◆ Exercise
Give the number of lines containing the word "this", and nothing else.
====== Supplied data ======
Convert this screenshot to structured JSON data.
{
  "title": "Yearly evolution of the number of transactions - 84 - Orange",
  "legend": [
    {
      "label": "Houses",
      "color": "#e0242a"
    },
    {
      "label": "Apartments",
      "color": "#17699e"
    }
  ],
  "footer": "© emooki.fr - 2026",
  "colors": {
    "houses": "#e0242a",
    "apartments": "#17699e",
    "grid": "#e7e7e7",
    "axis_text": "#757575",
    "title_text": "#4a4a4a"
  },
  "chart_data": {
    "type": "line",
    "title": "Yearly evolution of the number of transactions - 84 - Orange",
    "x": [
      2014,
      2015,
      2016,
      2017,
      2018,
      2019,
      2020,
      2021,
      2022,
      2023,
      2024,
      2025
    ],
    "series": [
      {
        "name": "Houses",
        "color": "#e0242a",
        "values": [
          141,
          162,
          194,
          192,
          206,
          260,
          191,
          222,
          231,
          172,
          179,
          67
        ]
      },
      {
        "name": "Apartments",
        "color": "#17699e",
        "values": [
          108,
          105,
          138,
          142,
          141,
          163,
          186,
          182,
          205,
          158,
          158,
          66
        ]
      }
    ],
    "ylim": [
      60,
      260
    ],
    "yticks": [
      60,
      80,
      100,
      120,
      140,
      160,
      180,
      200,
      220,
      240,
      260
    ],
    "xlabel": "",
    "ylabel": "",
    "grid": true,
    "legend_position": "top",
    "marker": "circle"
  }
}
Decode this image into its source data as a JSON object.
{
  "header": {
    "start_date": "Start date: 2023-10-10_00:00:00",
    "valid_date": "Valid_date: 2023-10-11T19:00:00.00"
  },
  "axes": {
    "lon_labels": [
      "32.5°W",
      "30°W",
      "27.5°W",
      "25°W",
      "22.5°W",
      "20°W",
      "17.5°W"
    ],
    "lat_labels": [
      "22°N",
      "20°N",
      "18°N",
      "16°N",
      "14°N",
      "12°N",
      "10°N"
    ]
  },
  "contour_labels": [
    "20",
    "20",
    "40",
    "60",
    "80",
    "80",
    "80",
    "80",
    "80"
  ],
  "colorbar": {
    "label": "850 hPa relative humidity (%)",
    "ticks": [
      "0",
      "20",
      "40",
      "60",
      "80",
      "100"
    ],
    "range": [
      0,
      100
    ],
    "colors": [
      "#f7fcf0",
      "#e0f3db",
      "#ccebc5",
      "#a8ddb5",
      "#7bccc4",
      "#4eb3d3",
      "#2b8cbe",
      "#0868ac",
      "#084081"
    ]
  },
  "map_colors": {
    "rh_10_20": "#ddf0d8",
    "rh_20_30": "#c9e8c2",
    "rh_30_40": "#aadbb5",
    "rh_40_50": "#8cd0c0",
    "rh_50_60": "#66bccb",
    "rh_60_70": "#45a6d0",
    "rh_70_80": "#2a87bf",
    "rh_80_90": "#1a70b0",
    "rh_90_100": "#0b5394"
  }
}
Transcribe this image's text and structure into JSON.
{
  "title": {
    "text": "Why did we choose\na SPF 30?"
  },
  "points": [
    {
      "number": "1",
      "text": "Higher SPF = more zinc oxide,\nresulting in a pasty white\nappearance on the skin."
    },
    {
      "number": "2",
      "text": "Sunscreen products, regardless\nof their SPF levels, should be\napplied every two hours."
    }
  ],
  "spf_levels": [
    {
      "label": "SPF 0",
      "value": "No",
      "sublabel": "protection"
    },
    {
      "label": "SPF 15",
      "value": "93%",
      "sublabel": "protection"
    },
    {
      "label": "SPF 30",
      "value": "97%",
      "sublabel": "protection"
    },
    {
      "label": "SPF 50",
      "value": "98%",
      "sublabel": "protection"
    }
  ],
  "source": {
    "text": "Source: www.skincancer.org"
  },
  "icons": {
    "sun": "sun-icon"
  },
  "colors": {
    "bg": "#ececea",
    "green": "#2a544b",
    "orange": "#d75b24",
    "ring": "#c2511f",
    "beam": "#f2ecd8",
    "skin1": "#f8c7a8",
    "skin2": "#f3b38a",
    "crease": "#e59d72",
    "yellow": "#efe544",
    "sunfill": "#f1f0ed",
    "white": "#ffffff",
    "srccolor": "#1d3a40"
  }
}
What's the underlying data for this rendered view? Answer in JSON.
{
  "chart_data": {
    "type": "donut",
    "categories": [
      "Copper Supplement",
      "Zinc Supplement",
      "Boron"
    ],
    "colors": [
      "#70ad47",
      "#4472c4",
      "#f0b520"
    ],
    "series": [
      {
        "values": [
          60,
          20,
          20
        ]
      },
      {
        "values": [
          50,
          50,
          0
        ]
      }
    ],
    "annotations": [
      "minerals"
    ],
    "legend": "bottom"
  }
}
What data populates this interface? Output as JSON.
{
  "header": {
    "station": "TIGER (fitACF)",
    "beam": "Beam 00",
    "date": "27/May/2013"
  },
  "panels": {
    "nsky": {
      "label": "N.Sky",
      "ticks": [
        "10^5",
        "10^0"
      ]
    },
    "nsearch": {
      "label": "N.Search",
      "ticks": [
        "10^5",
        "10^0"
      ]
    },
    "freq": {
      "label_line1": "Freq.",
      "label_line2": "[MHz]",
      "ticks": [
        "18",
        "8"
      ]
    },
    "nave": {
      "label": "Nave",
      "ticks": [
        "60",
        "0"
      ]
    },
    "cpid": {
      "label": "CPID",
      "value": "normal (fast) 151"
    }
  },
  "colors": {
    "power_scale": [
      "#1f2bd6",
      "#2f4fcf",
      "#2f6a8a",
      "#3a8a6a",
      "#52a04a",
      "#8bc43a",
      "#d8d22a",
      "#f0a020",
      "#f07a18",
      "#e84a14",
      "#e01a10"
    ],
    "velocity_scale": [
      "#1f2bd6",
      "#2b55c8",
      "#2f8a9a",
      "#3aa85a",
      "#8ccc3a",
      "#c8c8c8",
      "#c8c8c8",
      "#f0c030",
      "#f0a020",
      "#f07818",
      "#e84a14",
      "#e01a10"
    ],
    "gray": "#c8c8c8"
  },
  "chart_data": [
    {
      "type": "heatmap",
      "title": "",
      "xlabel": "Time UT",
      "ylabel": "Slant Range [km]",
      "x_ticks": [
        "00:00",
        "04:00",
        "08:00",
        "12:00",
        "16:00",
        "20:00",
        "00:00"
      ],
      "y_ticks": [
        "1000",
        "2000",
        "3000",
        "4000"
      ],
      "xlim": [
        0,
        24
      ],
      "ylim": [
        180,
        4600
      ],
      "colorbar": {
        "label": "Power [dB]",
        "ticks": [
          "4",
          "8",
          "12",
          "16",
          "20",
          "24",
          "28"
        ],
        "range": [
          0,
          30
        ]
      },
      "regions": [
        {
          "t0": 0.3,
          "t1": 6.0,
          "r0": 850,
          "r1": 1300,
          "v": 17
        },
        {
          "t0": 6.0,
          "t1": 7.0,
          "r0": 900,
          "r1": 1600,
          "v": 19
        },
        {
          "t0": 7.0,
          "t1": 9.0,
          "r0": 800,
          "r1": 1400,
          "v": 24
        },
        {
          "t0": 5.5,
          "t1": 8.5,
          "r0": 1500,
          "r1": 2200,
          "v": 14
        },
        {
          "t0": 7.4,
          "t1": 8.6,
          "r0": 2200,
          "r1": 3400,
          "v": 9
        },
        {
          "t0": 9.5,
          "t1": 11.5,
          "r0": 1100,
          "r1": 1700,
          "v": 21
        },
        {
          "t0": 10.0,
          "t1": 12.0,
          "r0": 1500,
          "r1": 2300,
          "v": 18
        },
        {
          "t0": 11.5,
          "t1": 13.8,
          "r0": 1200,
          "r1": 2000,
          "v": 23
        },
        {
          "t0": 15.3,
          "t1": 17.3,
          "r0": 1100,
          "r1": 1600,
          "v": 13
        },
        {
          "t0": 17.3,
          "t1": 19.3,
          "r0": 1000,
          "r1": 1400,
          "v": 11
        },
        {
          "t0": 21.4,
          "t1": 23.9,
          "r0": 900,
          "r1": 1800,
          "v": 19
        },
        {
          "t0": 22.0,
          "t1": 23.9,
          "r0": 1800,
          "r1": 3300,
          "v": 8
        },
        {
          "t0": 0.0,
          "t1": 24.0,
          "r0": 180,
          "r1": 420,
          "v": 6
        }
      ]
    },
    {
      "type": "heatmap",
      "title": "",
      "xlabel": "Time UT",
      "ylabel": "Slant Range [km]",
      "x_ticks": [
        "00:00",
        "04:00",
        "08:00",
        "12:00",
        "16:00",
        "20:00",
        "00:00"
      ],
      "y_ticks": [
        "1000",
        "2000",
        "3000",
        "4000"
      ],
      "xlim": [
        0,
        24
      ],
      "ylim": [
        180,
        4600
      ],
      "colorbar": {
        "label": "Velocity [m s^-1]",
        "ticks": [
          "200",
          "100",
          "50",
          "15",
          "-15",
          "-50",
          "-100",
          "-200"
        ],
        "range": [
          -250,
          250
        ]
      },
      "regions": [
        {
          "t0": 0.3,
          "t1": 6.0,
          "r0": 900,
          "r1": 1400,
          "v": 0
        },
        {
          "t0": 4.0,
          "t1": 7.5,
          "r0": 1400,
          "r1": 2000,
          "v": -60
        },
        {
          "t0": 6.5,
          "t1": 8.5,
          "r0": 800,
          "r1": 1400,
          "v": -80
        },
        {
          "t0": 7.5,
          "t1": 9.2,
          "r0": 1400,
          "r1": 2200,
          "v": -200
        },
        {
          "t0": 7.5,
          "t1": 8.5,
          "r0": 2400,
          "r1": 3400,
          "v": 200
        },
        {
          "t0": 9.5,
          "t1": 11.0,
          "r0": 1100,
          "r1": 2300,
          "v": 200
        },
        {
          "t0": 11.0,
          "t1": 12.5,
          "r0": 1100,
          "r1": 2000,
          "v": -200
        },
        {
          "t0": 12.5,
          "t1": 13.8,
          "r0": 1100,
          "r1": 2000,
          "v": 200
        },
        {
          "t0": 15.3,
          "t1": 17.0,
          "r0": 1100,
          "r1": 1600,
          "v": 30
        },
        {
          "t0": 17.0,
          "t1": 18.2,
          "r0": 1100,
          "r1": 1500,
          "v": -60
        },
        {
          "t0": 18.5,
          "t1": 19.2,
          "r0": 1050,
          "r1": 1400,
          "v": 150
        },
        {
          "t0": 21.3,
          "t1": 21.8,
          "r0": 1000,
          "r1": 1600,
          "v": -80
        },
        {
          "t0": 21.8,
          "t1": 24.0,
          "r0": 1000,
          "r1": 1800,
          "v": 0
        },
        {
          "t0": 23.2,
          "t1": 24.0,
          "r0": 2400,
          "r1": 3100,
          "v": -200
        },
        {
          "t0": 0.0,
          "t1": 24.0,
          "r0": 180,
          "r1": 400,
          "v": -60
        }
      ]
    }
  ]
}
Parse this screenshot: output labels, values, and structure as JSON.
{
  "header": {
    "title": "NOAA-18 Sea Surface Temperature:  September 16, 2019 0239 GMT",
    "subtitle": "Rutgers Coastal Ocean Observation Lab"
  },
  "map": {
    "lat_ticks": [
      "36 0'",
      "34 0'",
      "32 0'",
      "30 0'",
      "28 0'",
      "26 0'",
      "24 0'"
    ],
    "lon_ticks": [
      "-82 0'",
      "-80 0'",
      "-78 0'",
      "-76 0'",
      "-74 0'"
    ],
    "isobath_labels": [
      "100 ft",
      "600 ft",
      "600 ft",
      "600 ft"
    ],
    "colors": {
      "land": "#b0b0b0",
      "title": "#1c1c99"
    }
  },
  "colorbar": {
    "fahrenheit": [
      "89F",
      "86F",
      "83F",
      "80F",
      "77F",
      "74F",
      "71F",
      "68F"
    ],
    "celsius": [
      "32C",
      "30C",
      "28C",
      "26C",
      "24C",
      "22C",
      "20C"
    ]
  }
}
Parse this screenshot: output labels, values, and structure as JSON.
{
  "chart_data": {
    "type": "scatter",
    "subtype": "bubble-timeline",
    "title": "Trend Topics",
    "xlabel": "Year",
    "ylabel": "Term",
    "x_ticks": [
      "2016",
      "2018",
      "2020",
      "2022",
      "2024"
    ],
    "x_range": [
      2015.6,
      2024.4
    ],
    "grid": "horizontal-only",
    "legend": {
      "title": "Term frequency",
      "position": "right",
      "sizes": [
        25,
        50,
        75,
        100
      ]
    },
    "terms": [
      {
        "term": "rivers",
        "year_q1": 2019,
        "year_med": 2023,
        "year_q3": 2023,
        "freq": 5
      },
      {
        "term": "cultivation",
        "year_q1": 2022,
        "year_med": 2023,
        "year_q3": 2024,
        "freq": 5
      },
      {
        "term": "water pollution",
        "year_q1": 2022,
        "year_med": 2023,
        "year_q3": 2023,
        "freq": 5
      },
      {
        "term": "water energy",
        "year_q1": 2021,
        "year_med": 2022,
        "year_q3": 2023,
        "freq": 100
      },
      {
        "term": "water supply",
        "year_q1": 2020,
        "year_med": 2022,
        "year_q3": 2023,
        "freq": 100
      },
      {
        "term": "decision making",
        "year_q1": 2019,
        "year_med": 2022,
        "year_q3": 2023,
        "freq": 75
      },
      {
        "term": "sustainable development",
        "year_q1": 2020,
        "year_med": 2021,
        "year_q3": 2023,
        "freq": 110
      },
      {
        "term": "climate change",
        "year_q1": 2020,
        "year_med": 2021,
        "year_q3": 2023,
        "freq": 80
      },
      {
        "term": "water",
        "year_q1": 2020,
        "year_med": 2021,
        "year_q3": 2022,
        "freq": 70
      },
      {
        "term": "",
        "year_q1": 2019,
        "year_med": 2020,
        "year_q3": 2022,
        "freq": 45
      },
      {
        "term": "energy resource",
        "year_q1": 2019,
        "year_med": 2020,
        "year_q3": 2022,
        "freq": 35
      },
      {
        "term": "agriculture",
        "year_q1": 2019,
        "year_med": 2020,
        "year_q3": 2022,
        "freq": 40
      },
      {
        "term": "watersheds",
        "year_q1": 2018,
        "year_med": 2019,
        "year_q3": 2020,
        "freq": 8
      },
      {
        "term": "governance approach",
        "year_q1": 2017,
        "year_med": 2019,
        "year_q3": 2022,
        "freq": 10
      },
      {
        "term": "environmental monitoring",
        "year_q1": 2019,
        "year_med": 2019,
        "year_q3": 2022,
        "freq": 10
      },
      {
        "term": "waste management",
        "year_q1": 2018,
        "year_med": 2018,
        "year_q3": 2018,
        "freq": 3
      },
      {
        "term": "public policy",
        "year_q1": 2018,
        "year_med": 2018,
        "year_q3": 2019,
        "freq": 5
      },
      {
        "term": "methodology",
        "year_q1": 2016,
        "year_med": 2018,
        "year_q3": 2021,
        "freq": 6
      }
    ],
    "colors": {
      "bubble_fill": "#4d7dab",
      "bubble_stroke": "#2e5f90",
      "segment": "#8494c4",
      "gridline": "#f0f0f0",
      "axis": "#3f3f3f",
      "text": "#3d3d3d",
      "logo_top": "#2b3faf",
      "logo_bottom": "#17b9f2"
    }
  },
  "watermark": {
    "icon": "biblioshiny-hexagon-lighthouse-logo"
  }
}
======
◆ Expected answer
7